── Passage for review

Abstract
Purpose
To understand the association between genetic mutations and radiomics of 2-deoxy-2-[18F]fluoro-D-glucose ([18F]FDG) positron emission tomography (PET)/x-ray computed tomography (CT) in patients with colorectal cancer (CRC).
Procedures
This study included 74 CRC patients who had undergone preoperative [18F]FDG PET/CT. A total of 65 PET/CT-related features including intensity, volume-based, histogram, and textural features were calculated. High-resolution melting methods were used for genetic mutation analysis.

────
── Data records

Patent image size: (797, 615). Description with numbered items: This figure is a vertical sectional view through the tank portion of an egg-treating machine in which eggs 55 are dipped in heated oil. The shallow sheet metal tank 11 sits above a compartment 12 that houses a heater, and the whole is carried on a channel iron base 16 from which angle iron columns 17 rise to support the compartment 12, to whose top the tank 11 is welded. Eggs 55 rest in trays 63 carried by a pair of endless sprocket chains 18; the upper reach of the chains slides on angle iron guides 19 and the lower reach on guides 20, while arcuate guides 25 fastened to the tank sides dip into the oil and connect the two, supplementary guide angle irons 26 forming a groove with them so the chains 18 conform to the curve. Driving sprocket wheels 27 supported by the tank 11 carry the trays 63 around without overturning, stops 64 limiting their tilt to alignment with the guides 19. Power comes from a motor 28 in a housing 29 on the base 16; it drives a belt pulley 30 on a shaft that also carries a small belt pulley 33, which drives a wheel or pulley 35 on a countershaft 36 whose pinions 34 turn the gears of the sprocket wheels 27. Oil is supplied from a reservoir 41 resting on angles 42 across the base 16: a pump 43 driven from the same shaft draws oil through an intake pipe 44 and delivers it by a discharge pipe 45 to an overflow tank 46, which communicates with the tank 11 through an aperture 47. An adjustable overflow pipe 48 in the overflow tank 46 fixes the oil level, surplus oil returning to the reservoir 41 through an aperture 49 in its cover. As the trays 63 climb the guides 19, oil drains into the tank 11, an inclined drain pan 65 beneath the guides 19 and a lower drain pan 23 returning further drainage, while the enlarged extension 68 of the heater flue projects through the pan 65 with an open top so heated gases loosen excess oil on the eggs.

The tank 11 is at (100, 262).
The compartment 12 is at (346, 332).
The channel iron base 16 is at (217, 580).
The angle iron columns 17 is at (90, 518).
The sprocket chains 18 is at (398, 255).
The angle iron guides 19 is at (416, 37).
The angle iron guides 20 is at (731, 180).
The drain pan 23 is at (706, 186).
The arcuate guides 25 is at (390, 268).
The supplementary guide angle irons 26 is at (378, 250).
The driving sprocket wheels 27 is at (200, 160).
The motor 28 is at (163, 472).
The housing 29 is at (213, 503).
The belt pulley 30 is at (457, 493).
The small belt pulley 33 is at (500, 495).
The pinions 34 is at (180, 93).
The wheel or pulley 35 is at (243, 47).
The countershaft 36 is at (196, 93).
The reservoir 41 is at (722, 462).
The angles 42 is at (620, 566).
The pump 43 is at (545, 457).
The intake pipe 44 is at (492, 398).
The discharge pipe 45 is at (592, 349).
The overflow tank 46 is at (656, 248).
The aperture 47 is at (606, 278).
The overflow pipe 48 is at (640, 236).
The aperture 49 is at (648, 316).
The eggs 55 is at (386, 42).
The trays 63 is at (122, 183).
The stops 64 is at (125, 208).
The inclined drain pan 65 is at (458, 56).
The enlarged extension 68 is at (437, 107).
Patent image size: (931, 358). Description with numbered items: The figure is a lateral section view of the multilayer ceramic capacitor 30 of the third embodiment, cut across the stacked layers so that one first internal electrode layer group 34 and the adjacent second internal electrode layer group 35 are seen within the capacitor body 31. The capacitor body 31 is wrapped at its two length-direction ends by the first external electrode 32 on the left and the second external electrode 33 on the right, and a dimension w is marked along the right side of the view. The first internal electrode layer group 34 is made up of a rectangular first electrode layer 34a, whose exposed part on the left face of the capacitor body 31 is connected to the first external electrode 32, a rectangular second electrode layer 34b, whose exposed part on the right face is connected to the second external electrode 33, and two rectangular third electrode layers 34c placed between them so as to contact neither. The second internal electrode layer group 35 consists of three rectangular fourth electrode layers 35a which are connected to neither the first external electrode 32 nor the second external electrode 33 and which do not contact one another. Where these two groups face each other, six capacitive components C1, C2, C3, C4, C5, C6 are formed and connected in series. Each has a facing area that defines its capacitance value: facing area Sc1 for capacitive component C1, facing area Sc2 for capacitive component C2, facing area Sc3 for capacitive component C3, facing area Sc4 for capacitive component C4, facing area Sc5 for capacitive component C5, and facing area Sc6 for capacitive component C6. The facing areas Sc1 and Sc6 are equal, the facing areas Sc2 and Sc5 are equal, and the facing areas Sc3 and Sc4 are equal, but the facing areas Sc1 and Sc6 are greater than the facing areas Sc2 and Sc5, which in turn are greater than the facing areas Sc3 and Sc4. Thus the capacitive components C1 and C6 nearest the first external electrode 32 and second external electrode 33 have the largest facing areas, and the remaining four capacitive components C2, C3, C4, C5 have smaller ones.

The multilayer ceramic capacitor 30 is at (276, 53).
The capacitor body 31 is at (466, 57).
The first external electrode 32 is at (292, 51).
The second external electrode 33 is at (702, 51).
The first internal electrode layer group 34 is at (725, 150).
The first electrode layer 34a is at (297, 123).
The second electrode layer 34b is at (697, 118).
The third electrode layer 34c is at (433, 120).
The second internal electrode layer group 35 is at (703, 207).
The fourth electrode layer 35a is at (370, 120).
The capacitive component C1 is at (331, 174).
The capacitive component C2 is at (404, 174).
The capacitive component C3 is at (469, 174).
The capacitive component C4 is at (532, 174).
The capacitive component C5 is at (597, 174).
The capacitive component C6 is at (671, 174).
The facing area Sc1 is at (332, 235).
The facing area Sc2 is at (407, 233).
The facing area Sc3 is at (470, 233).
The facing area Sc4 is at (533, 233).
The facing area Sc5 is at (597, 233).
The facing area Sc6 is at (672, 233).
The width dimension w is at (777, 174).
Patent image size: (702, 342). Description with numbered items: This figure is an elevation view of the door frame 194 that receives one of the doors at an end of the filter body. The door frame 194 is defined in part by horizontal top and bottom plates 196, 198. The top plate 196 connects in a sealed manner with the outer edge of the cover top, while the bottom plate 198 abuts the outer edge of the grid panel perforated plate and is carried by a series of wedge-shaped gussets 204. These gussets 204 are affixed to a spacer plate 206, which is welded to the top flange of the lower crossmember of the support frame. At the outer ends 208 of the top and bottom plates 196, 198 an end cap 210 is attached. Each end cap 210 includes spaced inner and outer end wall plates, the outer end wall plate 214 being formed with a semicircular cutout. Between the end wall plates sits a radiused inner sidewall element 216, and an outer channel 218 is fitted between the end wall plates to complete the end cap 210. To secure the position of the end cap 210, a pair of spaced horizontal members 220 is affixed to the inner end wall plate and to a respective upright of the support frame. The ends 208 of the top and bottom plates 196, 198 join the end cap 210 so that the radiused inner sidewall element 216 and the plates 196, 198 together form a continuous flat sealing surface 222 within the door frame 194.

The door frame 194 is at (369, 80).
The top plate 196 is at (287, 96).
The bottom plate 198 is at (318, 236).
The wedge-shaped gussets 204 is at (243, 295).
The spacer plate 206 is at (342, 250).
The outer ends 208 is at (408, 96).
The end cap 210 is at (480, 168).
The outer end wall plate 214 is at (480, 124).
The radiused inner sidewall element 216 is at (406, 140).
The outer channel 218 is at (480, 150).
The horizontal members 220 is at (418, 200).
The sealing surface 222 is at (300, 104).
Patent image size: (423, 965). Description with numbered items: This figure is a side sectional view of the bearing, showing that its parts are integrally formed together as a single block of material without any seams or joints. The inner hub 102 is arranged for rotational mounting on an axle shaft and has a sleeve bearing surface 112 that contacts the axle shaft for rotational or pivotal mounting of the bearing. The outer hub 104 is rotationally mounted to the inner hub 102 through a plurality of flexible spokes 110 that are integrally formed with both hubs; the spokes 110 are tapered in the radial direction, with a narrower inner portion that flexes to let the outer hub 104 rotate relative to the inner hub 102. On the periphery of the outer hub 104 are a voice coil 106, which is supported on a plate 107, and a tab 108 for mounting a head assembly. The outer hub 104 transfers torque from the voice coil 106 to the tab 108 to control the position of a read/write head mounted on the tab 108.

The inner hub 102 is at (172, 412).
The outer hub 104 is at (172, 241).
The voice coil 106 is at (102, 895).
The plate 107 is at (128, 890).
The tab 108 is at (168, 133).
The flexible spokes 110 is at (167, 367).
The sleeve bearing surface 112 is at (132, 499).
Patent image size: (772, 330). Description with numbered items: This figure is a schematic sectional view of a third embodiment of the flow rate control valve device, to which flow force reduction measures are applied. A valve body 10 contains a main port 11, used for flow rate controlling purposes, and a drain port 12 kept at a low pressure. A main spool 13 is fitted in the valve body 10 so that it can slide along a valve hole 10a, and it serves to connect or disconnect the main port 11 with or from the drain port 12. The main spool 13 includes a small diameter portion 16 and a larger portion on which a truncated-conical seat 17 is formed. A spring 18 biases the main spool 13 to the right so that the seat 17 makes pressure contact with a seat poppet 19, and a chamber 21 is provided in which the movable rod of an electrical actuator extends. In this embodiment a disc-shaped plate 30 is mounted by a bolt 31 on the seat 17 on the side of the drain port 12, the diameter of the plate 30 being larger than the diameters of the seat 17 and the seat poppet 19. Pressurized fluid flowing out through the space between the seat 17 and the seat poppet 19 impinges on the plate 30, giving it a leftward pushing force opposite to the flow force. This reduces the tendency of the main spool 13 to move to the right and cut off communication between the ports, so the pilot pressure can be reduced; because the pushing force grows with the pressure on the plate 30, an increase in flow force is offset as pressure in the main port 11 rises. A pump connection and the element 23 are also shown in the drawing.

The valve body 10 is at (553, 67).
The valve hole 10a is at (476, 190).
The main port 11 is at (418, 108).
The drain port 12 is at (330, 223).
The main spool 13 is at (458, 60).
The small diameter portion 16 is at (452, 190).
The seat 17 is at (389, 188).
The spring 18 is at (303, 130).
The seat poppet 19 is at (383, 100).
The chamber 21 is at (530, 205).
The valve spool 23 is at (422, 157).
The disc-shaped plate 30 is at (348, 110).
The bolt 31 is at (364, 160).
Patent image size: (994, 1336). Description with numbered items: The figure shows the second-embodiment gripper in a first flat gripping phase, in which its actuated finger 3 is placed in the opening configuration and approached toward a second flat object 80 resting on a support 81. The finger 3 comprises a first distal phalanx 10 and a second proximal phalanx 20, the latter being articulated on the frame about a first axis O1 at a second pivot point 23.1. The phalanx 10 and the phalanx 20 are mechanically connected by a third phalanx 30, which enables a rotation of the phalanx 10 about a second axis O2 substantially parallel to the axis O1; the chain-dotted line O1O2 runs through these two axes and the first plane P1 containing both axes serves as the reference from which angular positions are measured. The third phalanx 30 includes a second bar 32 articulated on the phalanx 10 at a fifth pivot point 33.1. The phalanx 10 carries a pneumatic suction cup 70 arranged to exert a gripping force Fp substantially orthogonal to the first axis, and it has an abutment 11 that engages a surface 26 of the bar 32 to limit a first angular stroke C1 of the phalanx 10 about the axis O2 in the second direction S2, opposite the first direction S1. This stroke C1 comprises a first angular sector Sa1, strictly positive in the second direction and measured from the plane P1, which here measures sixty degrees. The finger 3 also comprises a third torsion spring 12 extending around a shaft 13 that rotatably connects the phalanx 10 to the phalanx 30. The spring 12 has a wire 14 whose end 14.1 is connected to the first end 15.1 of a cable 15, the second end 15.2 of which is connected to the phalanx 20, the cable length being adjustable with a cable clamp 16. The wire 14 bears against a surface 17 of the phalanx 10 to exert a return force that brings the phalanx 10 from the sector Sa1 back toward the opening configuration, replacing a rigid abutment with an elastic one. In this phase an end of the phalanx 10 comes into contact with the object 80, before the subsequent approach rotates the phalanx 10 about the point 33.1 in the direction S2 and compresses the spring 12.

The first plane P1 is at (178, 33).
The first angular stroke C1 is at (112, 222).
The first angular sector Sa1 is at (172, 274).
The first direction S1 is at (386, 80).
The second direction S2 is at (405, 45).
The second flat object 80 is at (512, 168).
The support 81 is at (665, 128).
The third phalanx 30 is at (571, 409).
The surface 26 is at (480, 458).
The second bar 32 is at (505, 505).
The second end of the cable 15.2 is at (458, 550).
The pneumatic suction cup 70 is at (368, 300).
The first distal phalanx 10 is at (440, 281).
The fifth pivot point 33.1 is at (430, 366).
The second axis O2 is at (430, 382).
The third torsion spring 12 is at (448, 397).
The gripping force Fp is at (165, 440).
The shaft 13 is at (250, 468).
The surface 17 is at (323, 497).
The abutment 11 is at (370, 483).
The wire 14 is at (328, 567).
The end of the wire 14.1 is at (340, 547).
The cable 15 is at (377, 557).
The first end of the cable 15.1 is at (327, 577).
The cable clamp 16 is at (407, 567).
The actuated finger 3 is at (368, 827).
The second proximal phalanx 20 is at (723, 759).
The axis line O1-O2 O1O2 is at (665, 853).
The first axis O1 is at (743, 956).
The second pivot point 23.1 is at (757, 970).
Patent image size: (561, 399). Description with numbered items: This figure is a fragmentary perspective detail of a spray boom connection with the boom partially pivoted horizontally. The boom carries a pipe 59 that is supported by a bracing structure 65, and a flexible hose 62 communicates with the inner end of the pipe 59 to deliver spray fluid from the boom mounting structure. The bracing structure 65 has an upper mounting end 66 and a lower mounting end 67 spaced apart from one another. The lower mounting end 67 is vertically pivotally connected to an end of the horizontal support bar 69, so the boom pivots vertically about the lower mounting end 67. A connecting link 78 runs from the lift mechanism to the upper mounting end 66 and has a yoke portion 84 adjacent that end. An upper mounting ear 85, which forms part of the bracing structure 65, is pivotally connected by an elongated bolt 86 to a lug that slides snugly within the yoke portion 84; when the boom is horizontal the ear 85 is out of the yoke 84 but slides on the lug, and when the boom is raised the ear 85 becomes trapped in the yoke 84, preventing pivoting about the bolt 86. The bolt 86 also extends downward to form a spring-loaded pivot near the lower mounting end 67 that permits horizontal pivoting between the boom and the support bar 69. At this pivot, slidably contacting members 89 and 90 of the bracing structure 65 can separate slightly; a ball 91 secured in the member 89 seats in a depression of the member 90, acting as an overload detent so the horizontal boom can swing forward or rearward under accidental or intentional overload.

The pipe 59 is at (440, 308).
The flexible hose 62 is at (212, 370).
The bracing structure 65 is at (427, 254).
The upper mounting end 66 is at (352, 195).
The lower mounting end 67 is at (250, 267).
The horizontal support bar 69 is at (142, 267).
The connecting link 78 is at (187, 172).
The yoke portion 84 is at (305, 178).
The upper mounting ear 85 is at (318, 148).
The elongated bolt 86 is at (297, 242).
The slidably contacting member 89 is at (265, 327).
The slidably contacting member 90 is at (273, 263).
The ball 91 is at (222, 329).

────

▸ **Things to do**
1) Answer these questions about the colorectal cancer abstract:
(a) What imaging do the study's radiomics come from?
(b) How many patients did the study include?
(c) What was used for genetic mutation analysis?
2) Could you continue the colorectal cancer abstract from its last sentence?

▸ **Written responses**
1)
(a) 2-deoxy-2-[18F]fluoro-D-glucose ([18F]FDG) positron emission tomography (PET)/x-ray computed tomography (CT).
(b) 74 patients with colorectal cancer.
(c) High-resolution melting methods.

2)
Results
Genetic mutants were found in 21 KRAS tumors (28 %), 31 TP53 tumors (42 %), and 17 APC tumors (23 %). Tumors with a mutated KRAS had an increased value at the 25th percentile of maximal standardized uptake value (SUVmax) within their metabolic tumor volume (MTV) (P < .0001; odds ratio [OR] 1.99; 95 % confidence interval [CI] 1.37–2.90) and their contrast from the gray-level cooccurrence matrix (P = .005; OR 1.52; 95 % CI 1.14–2.04). A mutated TP53 was associated with an increased value of short-run low gray-level emphasis derived from the gray-level run length matrix (P = .001; OR 243006.0; 95 % CI 59.2–996,872,313). APC mutants exhibited lower low gray-level zone emphasis derived from the gray-level zone length matrix (P = .006; OR < .0001; 95 % CI 0.000–0.22).
Conclusion
PET/CT-derived radiomics can provide supplemental information to determine KRAS, TP53, and APC genetic alterations in CRC.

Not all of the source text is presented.